* Begin RECORDS FOR THE TASK *
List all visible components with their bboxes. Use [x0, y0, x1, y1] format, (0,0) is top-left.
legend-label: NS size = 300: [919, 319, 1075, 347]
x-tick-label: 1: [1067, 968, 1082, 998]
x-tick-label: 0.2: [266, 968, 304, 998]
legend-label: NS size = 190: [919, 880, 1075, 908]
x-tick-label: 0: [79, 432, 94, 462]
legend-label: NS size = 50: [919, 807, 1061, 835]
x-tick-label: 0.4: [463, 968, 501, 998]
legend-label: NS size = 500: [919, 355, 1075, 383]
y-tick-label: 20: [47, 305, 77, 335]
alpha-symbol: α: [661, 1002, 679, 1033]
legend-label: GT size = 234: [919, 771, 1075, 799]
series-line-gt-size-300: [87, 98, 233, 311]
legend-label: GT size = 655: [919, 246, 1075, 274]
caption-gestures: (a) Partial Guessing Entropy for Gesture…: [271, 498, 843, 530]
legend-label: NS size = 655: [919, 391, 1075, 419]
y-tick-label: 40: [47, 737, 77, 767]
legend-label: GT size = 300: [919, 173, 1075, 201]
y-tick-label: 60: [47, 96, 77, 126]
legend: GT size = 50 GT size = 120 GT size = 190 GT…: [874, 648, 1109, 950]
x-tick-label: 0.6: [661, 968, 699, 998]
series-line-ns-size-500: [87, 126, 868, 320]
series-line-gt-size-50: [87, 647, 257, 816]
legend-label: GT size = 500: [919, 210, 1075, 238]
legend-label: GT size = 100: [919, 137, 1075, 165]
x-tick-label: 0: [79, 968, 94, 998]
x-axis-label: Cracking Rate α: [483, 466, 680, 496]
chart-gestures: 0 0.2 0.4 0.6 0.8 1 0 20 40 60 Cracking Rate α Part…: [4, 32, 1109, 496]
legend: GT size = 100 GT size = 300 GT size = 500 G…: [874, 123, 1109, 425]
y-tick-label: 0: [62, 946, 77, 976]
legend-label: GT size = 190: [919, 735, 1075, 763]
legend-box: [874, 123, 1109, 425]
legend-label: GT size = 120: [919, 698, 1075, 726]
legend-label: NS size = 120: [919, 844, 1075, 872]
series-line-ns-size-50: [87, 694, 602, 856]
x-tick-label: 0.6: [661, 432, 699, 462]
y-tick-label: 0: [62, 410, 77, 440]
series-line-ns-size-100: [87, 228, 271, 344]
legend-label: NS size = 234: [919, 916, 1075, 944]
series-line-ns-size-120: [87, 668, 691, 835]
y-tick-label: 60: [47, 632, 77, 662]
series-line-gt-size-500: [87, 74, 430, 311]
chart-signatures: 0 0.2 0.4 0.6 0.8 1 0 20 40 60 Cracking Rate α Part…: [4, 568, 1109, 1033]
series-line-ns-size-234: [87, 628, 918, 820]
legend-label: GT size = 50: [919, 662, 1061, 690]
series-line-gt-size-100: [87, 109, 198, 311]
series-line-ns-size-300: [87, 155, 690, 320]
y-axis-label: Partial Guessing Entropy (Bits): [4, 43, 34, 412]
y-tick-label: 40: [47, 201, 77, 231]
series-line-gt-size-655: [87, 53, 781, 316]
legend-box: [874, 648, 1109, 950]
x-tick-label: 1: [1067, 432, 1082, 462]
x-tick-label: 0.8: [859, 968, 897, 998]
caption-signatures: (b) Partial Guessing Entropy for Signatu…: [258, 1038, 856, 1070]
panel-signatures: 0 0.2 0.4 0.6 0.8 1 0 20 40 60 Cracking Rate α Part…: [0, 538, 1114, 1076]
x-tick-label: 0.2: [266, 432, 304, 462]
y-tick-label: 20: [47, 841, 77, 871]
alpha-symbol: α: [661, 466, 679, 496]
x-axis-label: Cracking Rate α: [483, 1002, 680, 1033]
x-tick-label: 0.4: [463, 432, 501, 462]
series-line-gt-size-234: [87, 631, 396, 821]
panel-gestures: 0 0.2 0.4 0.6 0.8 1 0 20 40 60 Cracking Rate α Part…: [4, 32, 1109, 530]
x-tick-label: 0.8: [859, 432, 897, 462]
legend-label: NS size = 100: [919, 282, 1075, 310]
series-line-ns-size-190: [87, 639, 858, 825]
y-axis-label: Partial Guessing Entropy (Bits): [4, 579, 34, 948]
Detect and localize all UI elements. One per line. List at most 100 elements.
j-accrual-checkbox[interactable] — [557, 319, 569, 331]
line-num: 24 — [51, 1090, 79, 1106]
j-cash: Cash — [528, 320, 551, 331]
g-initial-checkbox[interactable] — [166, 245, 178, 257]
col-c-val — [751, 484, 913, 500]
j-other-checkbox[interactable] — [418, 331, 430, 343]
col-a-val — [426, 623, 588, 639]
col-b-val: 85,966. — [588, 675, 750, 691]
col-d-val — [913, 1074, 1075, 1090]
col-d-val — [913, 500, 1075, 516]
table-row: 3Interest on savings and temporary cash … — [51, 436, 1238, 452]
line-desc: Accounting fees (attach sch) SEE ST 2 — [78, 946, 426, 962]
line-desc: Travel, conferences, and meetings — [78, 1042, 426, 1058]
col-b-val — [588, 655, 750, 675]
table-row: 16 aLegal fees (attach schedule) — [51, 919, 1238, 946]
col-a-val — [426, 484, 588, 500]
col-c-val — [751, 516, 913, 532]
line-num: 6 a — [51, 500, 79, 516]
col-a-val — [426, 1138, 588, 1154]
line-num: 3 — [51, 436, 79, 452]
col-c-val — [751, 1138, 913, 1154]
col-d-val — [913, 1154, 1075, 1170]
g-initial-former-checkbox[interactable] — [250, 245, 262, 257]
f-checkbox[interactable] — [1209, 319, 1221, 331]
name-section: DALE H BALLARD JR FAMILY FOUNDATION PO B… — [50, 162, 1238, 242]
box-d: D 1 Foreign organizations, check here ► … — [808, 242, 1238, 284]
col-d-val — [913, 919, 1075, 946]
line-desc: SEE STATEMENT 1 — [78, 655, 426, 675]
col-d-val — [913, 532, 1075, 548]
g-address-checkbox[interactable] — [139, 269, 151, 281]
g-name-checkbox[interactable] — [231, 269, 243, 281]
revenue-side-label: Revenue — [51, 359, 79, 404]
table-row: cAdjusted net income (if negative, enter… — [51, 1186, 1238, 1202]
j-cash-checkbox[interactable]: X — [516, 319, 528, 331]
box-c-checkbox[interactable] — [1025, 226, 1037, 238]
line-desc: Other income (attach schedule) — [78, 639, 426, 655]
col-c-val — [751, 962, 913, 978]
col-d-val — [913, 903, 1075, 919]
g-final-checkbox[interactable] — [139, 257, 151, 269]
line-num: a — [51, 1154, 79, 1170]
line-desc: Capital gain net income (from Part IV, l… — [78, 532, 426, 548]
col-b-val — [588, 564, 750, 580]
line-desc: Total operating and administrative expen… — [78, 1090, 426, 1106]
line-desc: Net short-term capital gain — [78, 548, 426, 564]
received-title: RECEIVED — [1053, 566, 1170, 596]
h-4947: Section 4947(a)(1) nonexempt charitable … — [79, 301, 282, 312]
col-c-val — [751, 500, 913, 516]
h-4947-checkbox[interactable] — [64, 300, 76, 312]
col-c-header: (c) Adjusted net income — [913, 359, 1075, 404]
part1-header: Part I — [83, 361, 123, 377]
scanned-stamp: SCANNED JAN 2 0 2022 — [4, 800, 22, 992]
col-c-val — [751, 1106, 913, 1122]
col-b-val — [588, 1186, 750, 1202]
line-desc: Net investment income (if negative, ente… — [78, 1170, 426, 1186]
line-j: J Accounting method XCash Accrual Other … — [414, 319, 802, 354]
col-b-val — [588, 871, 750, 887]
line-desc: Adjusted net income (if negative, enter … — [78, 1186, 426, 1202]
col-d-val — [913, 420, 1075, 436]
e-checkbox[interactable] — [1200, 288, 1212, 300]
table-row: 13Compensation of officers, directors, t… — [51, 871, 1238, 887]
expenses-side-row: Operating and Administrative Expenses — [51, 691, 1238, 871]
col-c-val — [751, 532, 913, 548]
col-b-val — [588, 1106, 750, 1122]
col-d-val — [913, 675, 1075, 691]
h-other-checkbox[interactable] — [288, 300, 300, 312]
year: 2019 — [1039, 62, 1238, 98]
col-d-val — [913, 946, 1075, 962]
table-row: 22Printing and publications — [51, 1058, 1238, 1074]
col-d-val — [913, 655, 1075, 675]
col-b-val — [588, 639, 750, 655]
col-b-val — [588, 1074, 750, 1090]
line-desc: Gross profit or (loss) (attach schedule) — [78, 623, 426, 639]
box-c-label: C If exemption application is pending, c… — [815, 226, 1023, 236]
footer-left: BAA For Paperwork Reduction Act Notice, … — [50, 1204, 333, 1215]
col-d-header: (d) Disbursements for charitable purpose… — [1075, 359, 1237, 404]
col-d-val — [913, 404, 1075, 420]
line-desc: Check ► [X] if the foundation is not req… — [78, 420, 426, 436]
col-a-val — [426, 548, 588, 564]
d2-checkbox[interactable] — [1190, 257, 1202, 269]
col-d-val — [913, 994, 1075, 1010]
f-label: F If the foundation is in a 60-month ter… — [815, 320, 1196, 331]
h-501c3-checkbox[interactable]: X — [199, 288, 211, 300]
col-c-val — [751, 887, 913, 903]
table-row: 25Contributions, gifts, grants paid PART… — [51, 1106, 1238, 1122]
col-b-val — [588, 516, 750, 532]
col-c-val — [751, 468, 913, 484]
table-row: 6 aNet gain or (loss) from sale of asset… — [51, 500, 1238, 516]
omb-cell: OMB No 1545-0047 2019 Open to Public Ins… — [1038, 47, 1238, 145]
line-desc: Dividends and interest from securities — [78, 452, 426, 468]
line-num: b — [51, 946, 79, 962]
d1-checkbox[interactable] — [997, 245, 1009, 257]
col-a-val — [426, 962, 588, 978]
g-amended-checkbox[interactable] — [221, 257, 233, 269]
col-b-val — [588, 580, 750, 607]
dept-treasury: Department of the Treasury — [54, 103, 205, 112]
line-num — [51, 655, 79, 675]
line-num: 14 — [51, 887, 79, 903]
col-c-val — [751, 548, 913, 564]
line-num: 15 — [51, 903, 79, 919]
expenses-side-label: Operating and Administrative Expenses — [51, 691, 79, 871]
* End RECORDS FOR THE TASK *
§ WHAT IS BEING ASKED:
Reproduce verbatim the lines from the start of the items up to and including the line that contains "legend-label: GT size = 655: [919, 246, 1075, 274]".

§ FULL RESPONSE:
List all visible components with their bboxes. Use [x0, y0, x1, y1] format, (0,0) is top-left.
legend-label: NS size = 300: [919, 319, 1075, 347]
x-tick-label: 1: [1067, 968, 1082, 998]
x-tick-label: 0.2: [266, 968, 304, 998]
legend-label: NS size = 190: [919, 880, 1075, 908]
x-tick-label: 0: [79, 432, 94, 462]
legend-label: NS size = 50: [919, 807, 1061, 835]
x-tick-label: 0.4: [463, 968, 501, 998]
legend-label: NS size = 500: [919, 355, 1075, 383]
y-tick-label: 20: [47, 305, 77, 335]
alpha-symbol: α: [661, 1002, 679, 1033]
legend-label: GT size = 234: [919, 771, 1075, 799]
series-line-gt-size-300: [87, 98, 233, 311]
legend-label: GT size = 655: [919, 246, 1075, 274]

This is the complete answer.